- Objective: The records that follow are to be repeated exactly, with the pictures removed.

- Stored data:
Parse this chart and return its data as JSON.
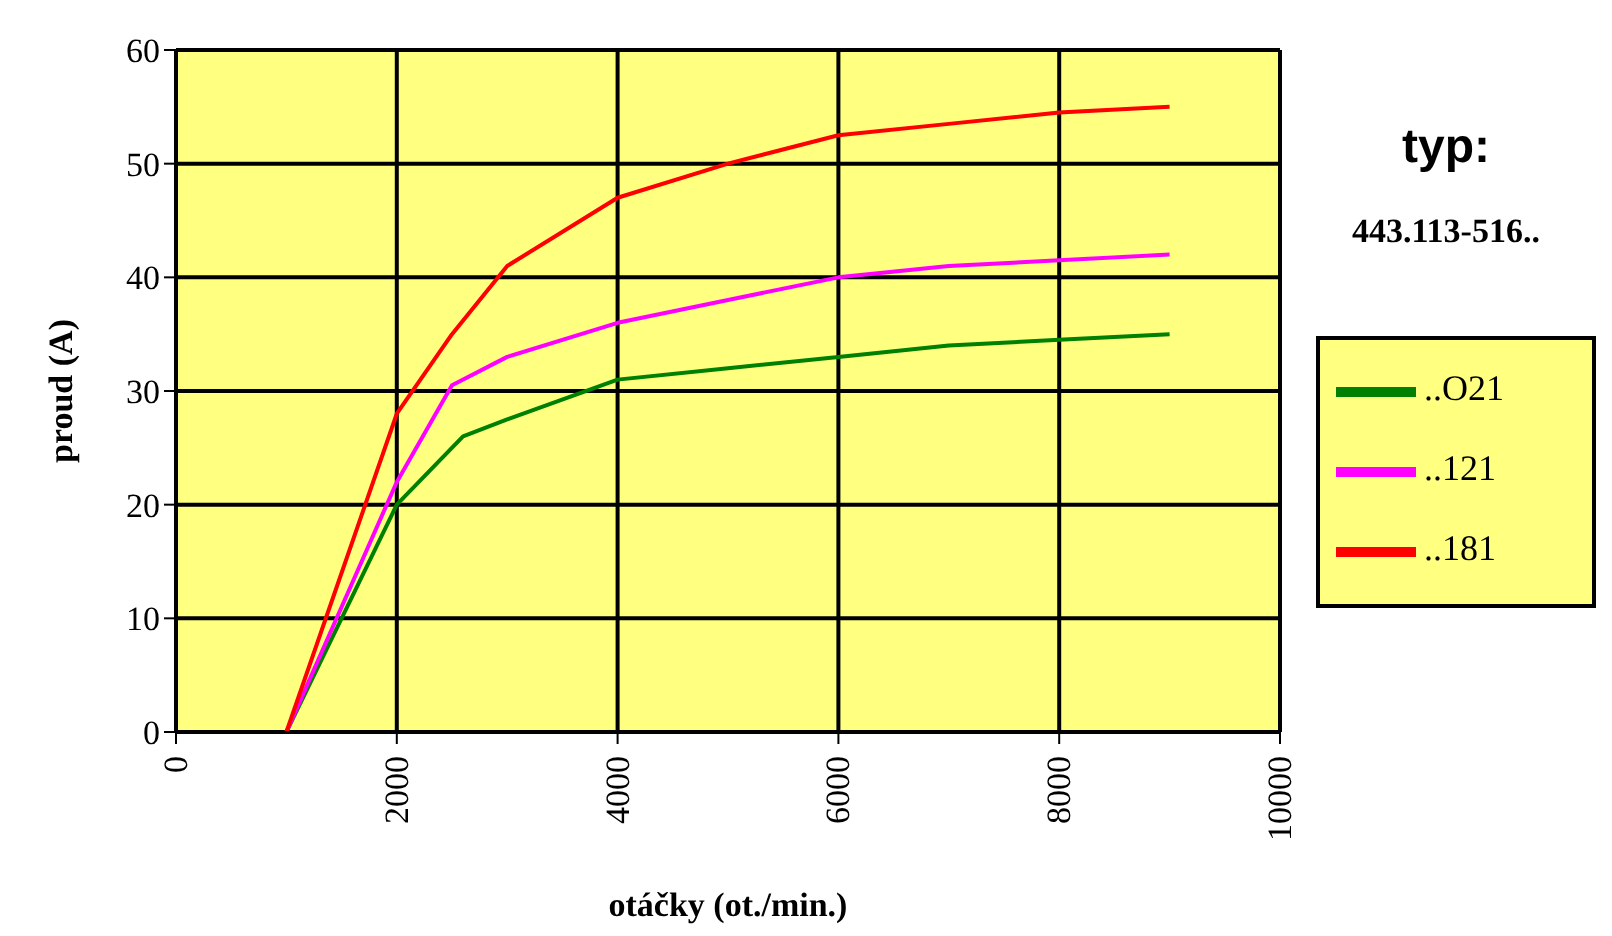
{
  "chart_data": {
    "type": "line",
    "title": "typ:",
    "subtitle": "443.113-516..",
    "xlabel": "otáčky (ot./min.)",
    "ylabel": "proud (A)",
    "xlim": [
      0,
      10000
    ],
    "xticks": [
      0,
      2000,
      4000,
      6000,
      8000,
      10000
    ],
    "ylim": [
      0,
      60
    ],
    "yticks": [
      0,
      10,
      20,
      30,
      40,
      50,
      60
    ],
    "grid": true,
    "legend": "right",
    "marker": "none",
    "line_style": "solid",
    "series": [
      {
        "name": "..O21",
        "color": "#008000",
        "x": [
          1000,
          2000,
          2600,
          3000,
          4000,
          5000,
          6000,
          7000,
          8000,
          9000
        ],
        "values": [
          0,
          20,
          26,
          27.5,
          31,
          32,
          33,
          34,
          34.5,
          35
        ]
      },
      {
        "name": "..121",
        "color": "#ff00ff",
        "x": [
          1000,
          2000,
          2500,
          3000,
          4000,
          5000,
          6000,
          7000,
          8000,
          9000
        ],
        "values": [
          0,
          22,
          30.5,
          33,
          36,
          38,
          40,
          41,
          41.5,
          42
        ]
      },
      {
        "name": "..181",
        "color": "#ff0000",
        "x": [
          1000,
          2000,
          2500,
          3000,
          4000,
          5000,
          6000,
          7000,
          8000,
          9000
        ],
        "values": [
          0,
          28,
          35,
          41,
          47,
          50,
          52.5,
          53.5,
          54.5,
          55
        ]
      }
    ]
  }
}
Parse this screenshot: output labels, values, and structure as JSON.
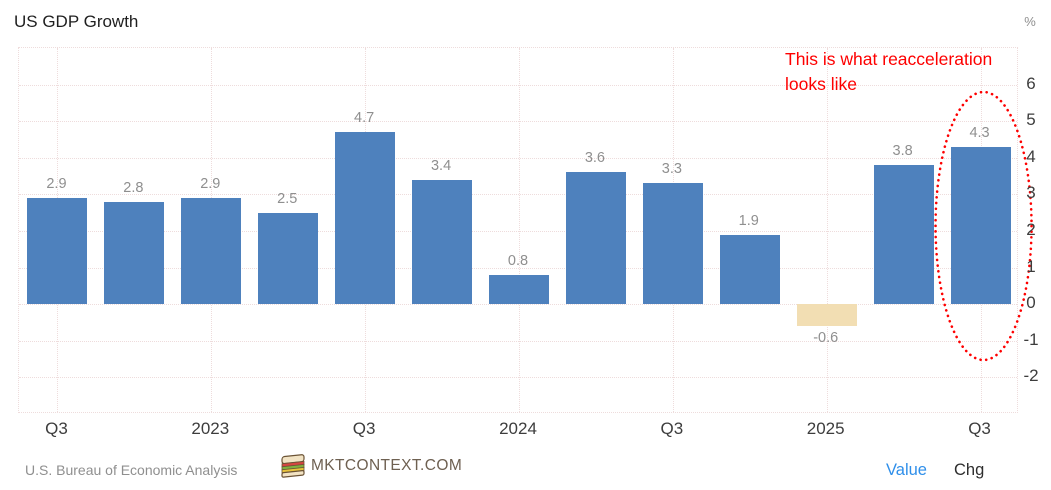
{
  "title": "US GDP Growth",
  "axis": {
    "unit_label": "%"
  },
  "annotation": {
    "line1": "This is what reacceleration",
    "line2": "looks like"
  },
  "footer": {
    "source": "U.S. Bureau of Economic Analysis",
    "brand": "MKTCONTEXT.COM",
    "value_label": "Value",
    "chg_label": "Chg"
  },
  "colors": {
    "title_text": "#1f1f1f",
    "tick_text": "#3d3d3d",
    "value_text": "#8f8f8f",
    "grid": "#eedcdc",
    "bar_positive": "#4e81bd",
    "bar_negative": "#f2deb3",
    "annotation": "#fe0000",
    "value_button": "#2f8fea",
    "chg_button": "#2e2e2e",
    "source_text": "#8f8f8f",
    "brand_text": "#6e6051"
  },
  "chart_data": {
    "type": "bar",
    "title": "US GDP Growth",
    "ylabel": "%",
    "ylim": [
      -3,
      7
    ],
    "grid": true,
    "values": [
      2.9,
      2.8,
      2.9,
      2.5,
      4.7,
      3.4,
      0.8,
      3.6,
      3.3,
      1.9,
      -0.6,
      3.8,
      4.3
    ],
    "bar_labels": [
      "2.9",
      "2.8",
      "2.9",
      "2.5",
      "4.7",
      "3.4",
      "0.8",
      "3.6",
      "3.3",
      "1.9",
      "-0.6",
      "3.8",
      "4.3"
    ],
    "x_ticks": [
      {
        "bar_index": 0,
        "label": "Q3"
      },
      {
        "bar_index": 2,
        "label": "2023"
      },
      {
        "bar_index": 4,
        "label": "Q3"
      },
      {
        "bar_index": 6,
        "label": "2024"
      },
      {
        "bar_index": 8,
        "label": "Q3"
      },
      {
        "bar_index": 10,
        "label": "2025"
      },
      {
        "bar_index": 12,
        "label": "Q3"
      }
    ],
    "y_ticks": [
      6,
      5,
      4,
      3,
      2,
      1,
      0,
      -1,
      -2
    ],
    "highlight_bar_index": 12,
    "legend_position": "none"
  }
}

- Finished exercise:
Parse this chart and return its data as JSON.
{
  "chart_data": {
    "type": "line",
    "title": "typ:",
    "subtitle": "443.113-516..",
    "xlabel": "otáčky (ot./min.)",
    "ylabel": "proud (A)",
    "xlim": [
      0,
      10000
    ],
    "xticks": [
      0,
      2000,
      4000,
      6000,
      8000,
      10000
    ],
    "ylim": [
      0,
      60
    ],
    "yticks": [
      0,
      10,
      20,
      30,
      40,
      50,
      60
    ],
    "grid": true,
    "legend": "right",
    "marker": "none",
    "line_style": "solid",
    "series": [
      {
        "name": "..O21",
        "color": "#008000",
        "x": [
          1000,
          2000,
          2600,
          3000,
          4000,
          5000,
          6000,
          7000,
          8000,
          9000
        ],
        "values": [
          0,
          20,
          26,
          27.5,
          31,
          32,
          33,
          34,
          34.5,
          35
        ]
      },
      {
        "name": "..121",
        "color": "#ff00ff",
        "x": [
          1000,
          2000,
          2500,
          3000,
          4000,
          5000,
          6000,
          7000,
          8000,
          9000
        ],
        "values": [
          0,
          22,
          30.5,
          33,
          36,
          38,
          40,
          41,
          41.5,
          42
        ]
      },
      {
        "name": "..181",
        "color": "#ff0000",
        "x": [
          1000,
          2000,
          2500,
          3000,
          4000,
          5000,
          6000,
          7000,
          8000,
          9000
        ],
        "values": [
          0,
          28,
          35,
          41,
          47,
          50,
          52.5,
          53.5,
          54.5,
          55
        ]
      }
    ]
  }
}
Parse this screenshot: output labels, values, and structure as JSON.
{
  "title": "US GDP Growth",
  "axis": {
    "unit_label": "%"
  },
  "annotation": {
    "line1": "This is what reacceleration",
    "line2": "looks like"
  },
  "footer": {
    "source": "U.S. Bureau of Economic Analysis",
    "brand": "MKTCONTEXT.COM",
    "value_label": "Value",
    "chg_label": "Chg"
  },
  "colors": {
    "title_text": "#1f1f1f",
    "tick_text": "#3d3d3d",
    "value_text": "#8f8f8f",
    "grid": "#eedcdc",
    "bar_positive": "#4e81bd",
    "bar_negative": "#f2deb3",
    "annotation": "#fe0000",
    "value_button": "#2f8fea",
    "chg_button": "#2e2e2e",
    "source_text": "#8f8f8f",
    "brand_text": "#6e6051"
  },
  "chart_data": {
    "type": "bar",
    "title": "US GDP Growth",
    "ylabel": "%",
    "ylim": [
      -3,
      7
    ],
    "grid": true,
    "values": [
      2.9,
      2.8,
      2.9,
      2.5,
      4.7,
      3.4,
      0.8,
      3.6,
      3.3,
      1.9,
      -0.6,
      3.8,
      4.3
    ],
    "bar_labels": [
      "2.9",
      "2.8",
      "2.9",
      "2.5",
      "4.7",
      "3.4",
      "0.8",
      "3.6",
      "3.3",
      "1.9",
      "-0.6",
      "3.8",
      "4.3"
    ],
    "x_ticks": [
      {
        "bar_index": 0,
        "label": "Q3"
      },
      {
        "bar_index": 2,
        "label": "2023"
      },
      {
        "bar_index": 4,
        "label": "Q3"
      },
      {
        "bar_index": 6,
        "label": "2024"
      },
      {
        "bar_index": 8,
        "label": "Q3"
      },
      {
        "bar_index": 10,
        "label": "2025"
      },
      {
        "bar_index": 12,
        "label": "Q3"
      }
    ],
    "y_ticks": [
      6,
      5,
      4,
      3,
      2,
      1,
      0,
      -1,
      -2
    ],
    "highlight_bar_index": 12,
    "legend_position": "none"
  }
}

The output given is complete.